• _Description of the task_
Please report every line from the material that contains the word "одной".

• _Records for the task_
--
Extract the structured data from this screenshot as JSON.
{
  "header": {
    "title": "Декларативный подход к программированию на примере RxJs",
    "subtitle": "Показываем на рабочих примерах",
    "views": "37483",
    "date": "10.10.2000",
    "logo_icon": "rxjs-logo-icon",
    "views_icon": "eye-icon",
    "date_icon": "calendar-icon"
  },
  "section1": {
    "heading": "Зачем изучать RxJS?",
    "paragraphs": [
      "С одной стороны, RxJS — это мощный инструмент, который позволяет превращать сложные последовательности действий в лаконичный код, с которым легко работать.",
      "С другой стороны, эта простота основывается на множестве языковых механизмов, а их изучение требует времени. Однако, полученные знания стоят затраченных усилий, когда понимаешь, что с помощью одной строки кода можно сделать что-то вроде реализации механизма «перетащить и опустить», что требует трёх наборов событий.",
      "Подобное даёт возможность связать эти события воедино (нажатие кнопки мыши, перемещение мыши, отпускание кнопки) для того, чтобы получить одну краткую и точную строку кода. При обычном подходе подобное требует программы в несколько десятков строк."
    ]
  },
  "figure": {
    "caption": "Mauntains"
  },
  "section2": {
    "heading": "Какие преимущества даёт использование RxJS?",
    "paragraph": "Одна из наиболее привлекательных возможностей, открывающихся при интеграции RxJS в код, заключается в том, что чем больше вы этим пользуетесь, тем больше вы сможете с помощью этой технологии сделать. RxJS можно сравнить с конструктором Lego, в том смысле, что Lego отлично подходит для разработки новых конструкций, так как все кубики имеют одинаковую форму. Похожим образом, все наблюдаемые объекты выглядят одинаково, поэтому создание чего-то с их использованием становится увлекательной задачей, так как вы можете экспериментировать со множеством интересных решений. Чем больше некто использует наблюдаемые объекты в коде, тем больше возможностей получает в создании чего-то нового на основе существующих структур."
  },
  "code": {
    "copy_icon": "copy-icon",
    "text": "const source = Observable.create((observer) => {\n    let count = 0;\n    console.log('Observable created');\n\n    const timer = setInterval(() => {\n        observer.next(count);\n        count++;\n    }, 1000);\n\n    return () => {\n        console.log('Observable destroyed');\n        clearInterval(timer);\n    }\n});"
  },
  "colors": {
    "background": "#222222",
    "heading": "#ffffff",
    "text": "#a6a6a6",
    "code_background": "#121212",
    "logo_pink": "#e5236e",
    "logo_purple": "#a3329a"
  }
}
--
• _The reply_
      "С одной стороны, RxJS — это мощный инструмент, который позволяет превращать сложные последовательности действий в лаконичный код, с которым легко работать.",
      "С другой стороны, эта простота основывается на множестве языковых механизмов, а их изучение требует времени. Однако, полученные знания стоят затраченных усилий, когда понимаешь, что с помощью одной строки кода можно сделать что-то вроде реализации механизма «перетащить и опустить», что требует трёх наборов событий.",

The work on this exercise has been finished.